- **SOURCE RECORDS**:
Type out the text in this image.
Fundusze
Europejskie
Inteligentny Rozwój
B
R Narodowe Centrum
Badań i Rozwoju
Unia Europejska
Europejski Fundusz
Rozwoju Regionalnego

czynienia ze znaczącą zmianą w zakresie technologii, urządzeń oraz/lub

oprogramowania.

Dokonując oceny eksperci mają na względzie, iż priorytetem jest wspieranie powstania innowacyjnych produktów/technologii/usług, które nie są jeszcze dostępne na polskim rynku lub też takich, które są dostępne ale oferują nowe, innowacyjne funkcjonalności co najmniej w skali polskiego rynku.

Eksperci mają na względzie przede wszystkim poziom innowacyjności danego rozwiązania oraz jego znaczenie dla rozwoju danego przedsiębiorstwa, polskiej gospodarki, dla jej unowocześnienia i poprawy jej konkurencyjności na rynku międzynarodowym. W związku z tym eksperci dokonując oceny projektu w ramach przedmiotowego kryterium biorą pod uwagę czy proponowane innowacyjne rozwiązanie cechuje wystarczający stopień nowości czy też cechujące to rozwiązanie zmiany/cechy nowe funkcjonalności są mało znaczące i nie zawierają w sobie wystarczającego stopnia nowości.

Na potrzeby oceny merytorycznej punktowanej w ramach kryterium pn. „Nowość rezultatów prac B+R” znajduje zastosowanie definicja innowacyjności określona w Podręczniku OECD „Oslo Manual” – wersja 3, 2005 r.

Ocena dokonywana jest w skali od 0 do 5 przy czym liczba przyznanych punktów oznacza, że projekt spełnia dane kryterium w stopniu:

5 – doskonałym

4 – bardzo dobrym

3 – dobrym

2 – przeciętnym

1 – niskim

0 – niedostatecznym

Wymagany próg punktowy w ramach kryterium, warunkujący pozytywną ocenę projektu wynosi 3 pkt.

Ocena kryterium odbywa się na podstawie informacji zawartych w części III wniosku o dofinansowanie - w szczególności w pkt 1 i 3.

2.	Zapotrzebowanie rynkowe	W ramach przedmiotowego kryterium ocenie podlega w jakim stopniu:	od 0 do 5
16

* * *

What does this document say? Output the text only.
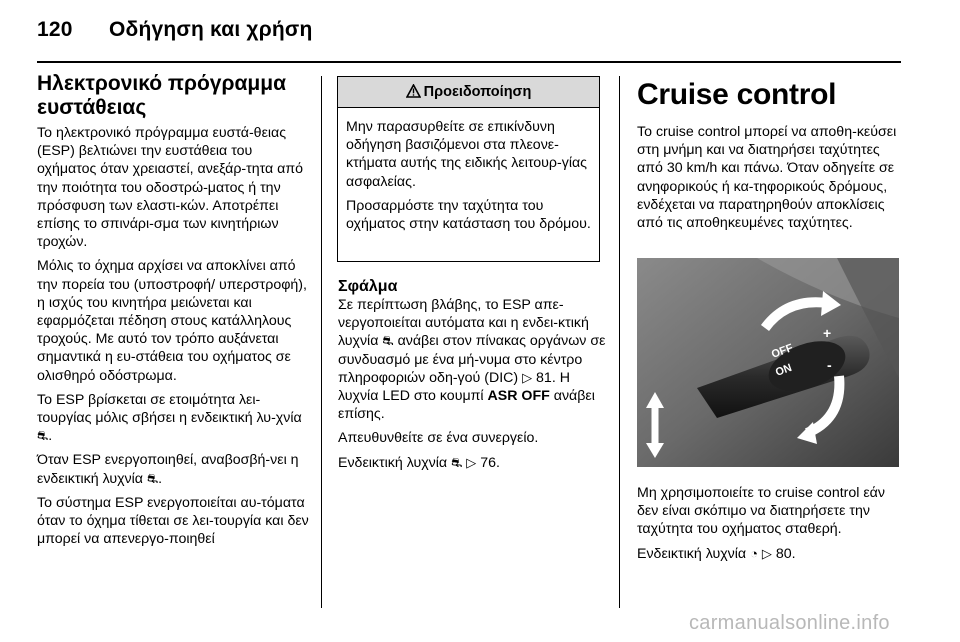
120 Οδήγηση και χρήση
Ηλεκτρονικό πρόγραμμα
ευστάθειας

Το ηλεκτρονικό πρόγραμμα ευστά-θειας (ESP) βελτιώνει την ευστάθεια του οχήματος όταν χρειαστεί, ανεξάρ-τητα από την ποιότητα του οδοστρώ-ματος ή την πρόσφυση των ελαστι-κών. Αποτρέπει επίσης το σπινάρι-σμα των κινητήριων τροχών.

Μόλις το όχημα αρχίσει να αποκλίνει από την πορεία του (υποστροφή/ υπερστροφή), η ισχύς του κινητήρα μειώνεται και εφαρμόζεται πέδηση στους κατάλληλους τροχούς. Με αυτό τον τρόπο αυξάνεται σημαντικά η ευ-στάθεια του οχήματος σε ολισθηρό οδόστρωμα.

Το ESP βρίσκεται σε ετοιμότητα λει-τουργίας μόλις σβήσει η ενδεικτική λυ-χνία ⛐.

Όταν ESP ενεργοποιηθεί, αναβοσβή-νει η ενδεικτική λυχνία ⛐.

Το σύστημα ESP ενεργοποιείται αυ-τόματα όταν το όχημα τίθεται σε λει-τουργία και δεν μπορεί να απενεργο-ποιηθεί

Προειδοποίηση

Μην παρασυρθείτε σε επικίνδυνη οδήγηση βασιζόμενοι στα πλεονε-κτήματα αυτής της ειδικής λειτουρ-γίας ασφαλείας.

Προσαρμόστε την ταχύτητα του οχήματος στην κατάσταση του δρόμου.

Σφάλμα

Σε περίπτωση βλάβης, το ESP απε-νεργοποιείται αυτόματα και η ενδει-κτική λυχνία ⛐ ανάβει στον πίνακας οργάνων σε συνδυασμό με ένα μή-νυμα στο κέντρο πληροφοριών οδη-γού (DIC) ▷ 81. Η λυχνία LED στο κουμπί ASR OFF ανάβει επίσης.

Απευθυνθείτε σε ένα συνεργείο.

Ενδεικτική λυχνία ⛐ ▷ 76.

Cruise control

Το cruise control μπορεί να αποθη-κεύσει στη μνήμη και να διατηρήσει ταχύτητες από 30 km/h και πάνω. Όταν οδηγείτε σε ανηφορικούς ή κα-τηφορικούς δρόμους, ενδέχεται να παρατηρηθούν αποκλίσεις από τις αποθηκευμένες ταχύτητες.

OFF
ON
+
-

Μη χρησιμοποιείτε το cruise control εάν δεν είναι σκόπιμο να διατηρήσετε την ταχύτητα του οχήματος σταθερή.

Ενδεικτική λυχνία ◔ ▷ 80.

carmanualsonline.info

* * *

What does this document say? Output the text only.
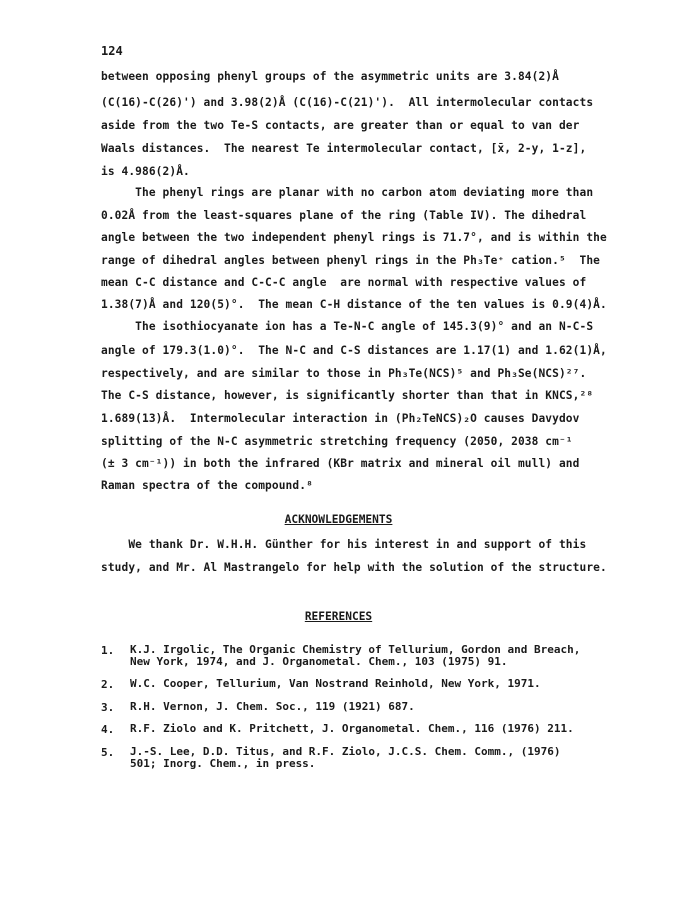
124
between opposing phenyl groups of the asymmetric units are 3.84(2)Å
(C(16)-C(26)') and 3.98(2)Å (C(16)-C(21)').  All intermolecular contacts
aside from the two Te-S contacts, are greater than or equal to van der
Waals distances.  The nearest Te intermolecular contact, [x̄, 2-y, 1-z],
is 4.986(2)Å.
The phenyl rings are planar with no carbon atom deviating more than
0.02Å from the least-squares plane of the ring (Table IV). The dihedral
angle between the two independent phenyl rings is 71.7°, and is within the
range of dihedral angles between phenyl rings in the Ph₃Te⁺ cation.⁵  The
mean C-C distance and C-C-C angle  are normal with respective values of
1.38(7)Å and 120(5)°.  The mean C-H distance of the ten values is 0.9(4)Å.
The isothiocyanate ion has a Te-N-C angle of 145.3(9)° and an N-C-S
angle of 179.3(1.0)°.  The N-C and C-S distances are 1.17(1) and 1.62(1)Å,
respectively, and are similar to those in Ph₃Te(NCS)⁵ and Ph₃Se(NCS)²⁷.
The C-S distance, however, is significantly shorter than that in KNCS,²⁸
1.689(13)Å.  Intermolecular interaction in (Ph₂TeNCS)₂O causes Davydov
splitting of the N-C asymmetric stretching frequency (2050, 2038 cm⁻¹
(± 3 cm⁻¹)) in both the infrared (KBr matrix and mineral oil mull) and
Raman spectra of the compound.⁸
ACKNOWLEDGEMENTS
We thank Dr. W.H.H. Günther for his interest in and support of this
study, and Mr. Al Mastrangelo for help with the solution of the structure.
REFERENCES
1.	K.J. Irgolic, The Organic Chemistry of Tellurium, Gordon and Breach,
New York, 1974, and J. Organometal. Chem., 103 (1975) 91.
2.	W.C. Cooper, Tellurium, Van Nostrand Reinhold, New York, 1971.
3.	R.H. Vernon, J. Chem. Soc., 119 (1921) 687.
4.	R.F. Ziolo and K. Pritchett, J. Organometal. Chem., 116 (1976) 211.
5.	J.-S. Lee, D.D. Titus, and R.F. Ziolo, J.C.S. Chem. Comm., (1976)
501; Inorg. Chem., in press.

- **STATED EXERCISE**: Search the data above for the word "Ocena", then gather each line in which it appears.

- **FULL RESPONSE**:
Ocena dokonywana jest w skali od 0 do 5 przy czym liczba przyznanych punktów oznacza, że projekt spełnia dane kryterium w stopniu:
Ocena kryterium odbywa się na podstawie informacji zawartych w części III wniosku o dofinansowanie - w szczególności w pkt 1 i 3.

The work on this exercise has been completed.